**Exercise prompt:** Go through each line of the records below and count those with the word "Accept"; give only the total.

**Dataset entries on figures:**

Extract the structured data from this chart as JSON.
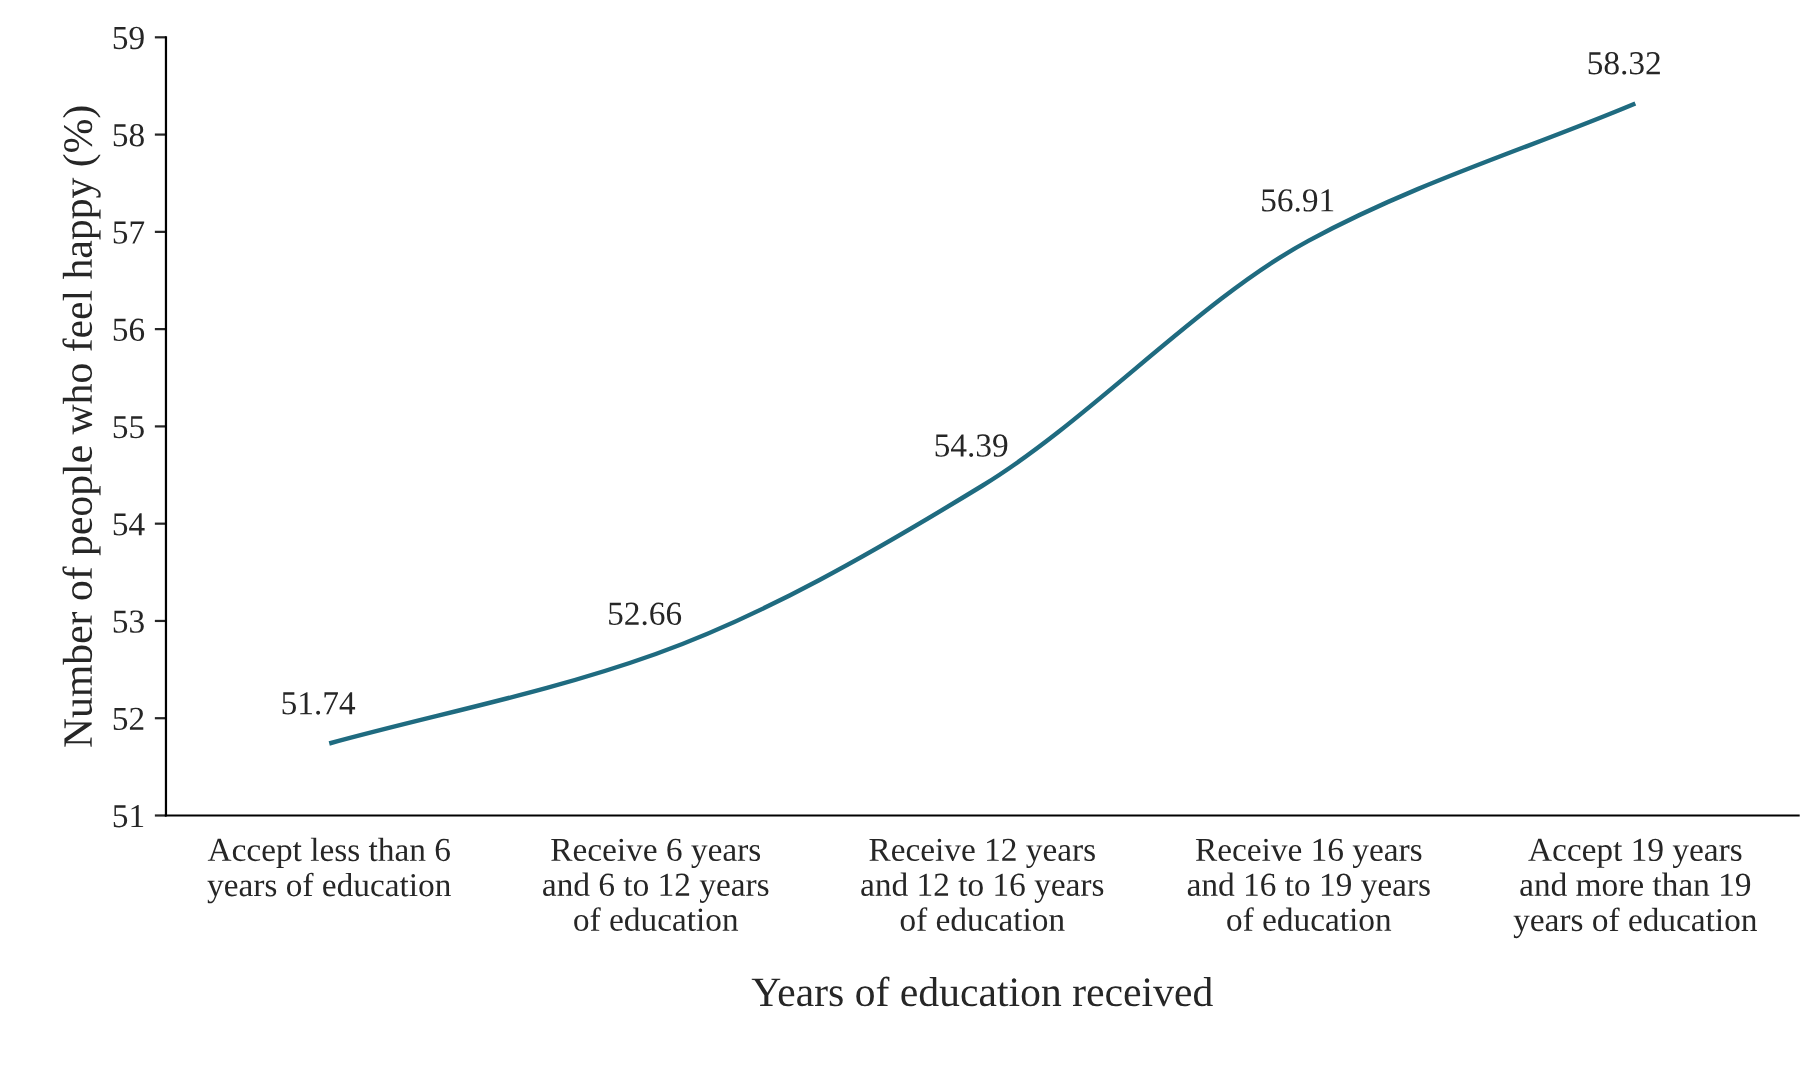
{
  "chart_data": {
    "type": "line",
    "xlabel": "Years of education received",
    "ylabel": "Number of people who feel happy (%)",
    "categories": [
      "Accept less than 6\nyears of education",
      "Receive 6 years\nand 6 to 12 years\nof education",
      "Receive 12 years\nand 12 to 16 years\nof education",
      "Receive 16 years\nand 16 to 19 years\nof education",
      "Accept 19 years\nand more than 19\nyears of education"
    ],
    "series": [
      {
        "color": "#1f6b80",
        "values": [
          51.74,
          52.66,
          54.39,
          56.91,
          58.32
        ]
      }
    ],
    "ylim": [
      51,
      59
    ],
    "yticks": [
      51,
      52,
      53,
      54,
      55,
      56,
      57,
      58,
      59
    ],
    "data_labels": true,
    "grid": false,
    "marker": "none",
    "line_style": "solid"
  }
}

**Result for this exercise:** 2